— Begin Given data —

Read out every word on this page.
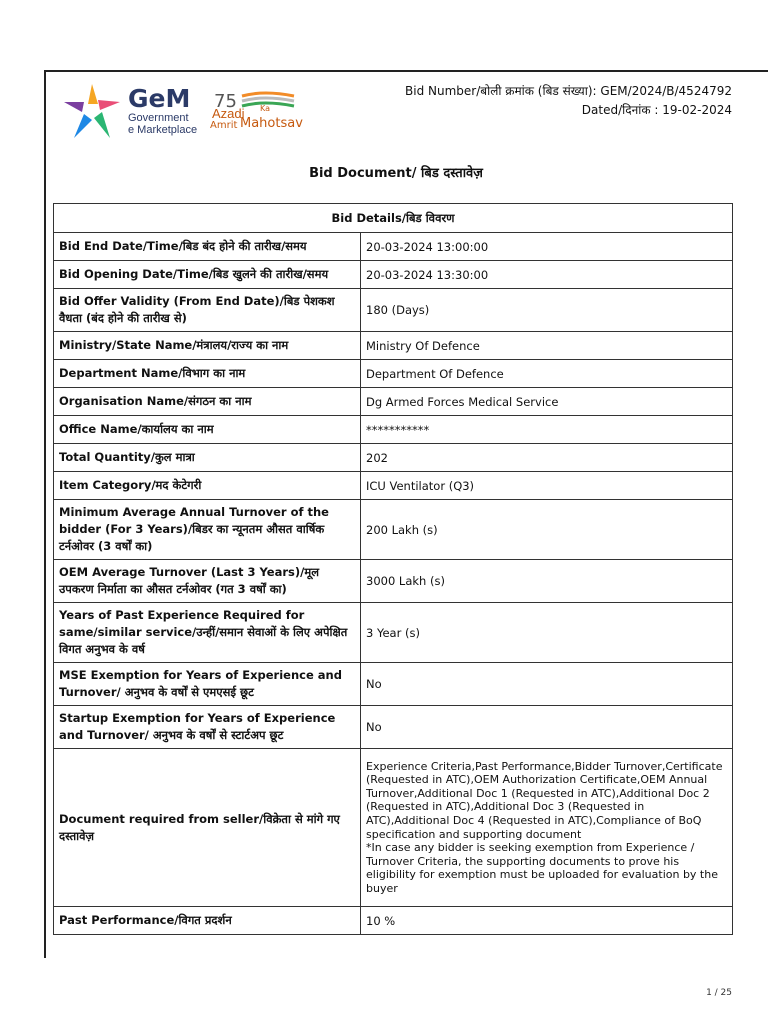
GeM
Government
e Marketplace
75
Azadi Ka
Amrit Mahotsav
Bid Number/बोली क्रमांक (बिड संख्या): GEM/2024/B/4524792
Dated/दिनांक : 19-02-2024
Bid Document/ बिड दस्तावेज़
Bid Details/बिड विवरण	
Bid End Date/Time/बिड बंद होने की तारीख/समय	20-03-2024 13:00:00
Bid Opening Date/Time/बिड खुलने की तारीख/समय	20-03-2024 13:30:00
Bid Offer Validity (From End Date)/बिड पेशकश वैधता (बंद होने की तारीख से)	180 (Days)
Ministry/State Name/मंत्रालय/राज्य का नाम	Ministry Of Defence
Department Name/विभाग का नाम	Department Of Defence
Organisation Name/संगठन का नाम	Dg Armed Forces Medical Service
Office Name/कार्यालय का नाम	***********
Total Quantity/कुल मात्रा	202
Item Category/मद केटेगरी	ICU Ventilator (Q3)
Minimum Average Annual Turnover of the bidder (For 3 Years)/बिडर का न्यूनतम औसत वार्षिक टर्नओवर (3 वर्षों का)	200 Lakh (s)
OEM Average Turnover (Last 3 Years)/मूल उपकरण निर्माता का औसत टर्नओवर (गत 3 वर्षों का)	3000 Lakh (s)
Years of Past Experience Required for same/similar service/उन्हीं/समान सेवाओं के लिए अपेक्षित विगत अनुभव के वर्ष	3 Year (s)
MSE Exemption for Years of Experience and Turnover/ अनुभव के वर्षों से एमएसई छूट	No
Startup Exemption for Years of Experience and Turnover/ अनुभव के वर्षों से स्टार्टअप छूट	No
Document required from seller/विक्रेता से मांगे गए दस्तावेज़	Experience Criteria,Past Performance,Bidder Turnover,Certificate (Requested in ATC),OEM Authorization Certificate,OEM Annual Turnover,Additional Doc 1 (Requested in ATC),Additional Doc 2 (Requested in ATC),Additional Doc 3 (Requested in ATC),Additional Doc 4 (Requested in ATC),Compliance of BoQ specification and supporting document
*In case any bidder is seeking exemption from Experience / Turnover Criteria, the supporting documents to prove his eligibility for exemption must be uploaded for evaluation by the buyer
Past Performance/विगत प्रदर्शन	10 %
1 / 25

— End Given data —
— Begin Given data —

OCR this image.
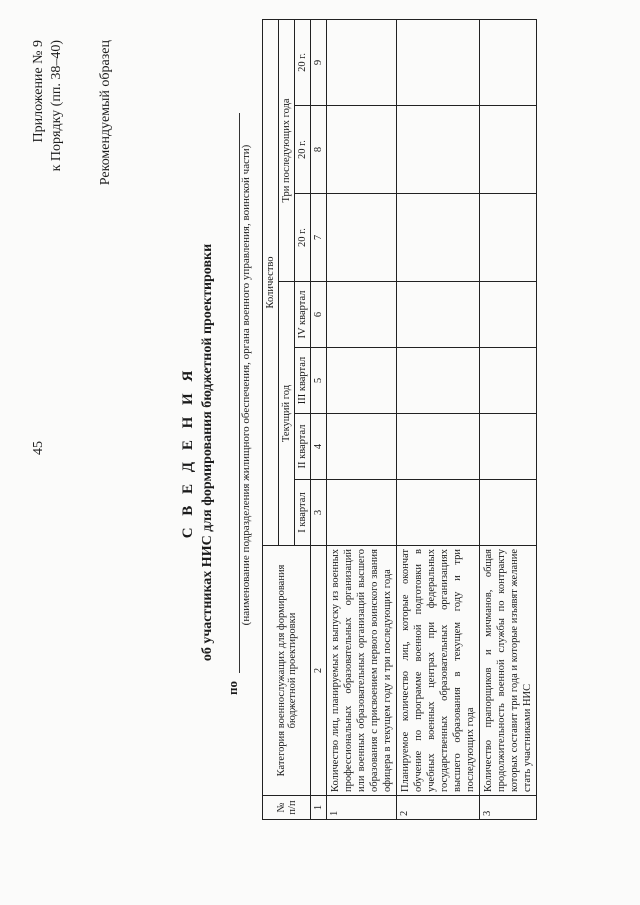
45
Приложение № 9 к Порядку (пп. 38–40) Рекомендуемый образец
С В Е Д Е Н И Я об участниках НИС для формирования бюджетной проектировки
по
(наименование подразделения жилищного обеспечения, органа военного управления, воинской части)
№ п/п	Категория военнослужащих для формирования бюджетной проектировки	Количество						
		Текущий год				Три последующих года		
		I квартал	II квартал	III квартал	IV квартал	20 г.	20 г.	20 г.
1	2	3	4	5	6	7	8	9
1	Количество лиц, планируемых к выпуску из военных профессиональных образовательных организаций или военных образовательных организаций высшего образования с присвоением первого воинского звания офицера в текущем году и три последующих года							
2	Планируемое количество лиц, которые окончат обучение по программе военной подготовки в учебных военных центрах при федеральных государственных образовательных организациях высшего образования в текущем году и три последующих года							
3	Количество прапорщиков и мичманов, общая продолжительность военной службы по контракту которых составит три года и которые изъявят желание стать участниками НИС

— End Given data —
— Begin Given data —

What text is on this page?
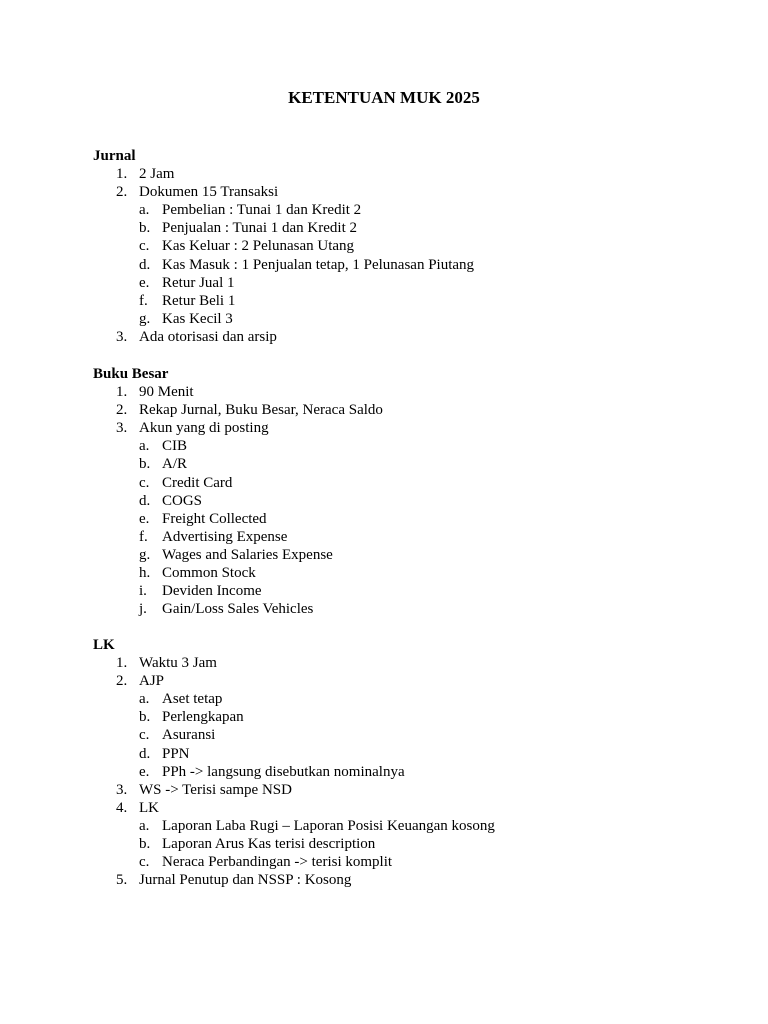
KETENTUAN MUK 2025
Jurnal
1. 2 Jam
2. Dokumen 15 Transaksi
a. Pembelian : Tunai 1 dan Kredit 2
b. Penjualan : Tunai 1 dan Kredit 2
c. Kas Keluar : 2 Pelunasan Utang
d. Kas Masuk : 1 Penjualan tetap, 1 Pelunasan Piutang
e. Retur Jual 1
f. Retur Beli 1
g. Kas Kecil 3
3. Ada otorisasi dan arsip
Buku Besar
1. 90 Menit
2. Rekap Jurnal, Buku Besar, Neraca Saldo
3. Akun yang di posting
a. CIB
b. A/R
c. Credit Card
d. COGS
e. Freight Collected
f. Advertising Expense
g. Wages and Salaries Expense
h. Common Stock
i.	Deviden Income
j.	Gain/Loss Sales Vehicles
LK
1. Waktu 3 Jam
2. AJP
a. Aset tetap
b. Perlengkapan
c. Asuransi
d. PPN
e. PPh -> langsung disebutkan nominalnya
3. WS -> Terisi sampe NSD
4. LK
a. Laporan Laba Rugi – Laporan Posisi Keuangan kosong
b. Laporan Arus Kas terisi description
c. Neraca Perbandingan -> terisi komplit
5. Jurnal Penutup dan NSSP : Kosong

— End Given data —

Find the lines containing "Expense" and pull them out.

f. Advertising Expense
g. Wages and Salaries Expense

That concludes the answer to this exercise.